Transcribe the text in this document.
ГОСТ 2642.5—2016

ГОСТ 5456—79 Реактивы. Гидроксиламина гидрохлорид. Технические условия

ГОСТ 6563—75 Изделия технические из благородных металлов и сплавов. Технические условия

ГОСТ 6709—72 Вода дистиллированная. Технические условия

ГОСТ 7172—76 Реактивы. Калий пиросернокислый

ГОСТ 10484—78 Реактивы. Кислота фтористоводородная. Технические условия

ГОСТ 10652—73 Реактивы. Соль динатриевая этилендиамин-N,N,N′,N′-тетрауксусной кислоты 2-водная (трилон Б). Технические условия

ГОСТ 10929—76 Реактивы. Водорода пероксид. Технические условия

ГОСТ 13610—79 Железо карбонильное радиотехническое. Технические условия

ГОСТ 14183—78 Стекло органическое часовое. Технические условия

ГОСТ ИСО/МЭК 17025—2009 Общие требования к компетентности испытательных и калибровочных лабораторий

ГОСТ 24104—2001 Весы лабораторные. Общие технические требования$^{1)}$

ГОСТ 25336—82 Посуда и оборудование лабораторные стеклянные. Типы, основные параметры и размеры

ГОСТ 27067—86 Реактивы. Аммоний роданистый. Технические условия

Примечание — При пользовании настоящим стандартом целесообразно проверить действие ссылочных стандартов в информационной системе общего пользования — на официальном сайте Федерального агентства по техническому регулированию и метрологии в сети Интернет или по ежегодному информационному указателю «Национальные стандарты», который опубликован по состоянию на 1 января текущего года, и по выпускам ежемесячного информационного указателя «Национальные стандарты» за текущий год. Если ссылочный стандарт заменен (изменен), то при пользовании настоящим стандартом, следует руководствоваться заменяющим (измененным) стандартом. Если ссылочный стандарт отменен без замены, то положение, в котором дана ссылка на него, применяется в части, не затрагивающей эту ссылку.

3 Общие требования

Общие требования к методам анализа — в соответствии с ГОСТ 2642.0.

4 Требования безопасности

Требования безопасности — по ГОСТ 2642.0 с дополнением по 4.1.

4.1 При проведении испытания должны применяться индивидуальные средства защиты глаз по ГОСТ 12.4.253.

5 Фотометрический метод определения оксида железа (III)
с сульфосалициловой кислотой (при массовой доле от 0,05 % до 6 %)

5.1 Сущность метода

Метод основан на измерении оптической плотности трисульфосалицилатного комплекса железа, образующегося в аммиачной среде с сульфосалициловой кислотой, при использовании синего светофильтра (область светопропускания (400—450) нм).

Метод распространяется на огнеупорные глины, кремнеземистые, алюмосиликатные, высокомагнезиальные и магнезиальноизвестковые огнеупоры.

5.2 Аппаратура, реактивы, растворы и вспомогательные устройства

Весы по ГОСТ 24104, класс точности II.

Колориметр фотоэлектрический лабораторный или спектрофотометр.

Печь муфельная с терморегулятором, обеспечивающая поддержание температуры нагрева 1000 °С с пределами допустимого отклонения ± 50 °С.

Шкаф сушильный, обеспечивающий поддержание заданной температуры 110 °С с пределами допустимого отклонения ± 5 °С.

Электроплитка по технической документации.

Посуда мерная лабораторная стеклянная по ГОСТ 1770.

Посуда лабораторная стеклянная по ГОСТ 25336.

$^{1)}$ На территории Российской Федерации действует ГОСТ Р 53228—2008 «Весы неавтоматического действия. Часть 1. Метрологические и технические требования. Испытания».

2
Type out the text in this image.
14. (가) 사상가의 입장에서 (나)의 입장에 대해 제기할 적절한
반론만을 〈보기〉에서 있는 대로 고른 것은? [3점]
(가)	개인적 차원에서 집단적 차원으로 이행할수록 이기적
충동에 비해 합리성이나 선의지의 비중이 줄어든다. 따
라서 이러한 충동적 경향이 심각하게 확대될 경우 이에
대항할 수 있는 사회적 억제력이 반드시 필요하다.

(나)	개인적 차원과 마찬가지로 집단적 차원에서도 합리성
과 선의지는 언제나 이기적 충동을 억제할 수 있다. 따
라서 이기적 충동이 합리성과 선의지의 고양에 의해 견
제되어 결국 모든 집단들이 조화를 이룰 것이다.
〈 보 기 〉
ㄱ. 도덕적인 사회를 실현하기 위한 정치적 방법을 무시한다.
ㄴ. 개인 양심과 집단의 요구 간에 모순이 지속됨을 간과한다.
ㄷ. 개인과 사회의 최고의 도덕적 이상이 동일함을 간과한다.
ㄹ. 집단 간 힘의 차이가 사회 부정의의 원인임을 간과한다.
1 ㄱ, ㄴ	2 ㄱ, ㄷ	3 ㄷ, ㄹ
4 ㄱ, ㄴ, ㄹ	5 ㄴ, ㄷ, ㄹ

════════════════

Work to be completed →
Search the entries for the word "간과한다", then list each line that holds it.

Answer to the task →
ㄴ. 개인 양심과 집단의 요구 간에 모순이 지속됨을 간과한다.
ㄷ. 개인과 사회의 최고의 도덕적 이상이 동일함을 간과한다.
ㄹ. 집단 간 힘의 차이가 사회 부정의의 원인임을 간과한다.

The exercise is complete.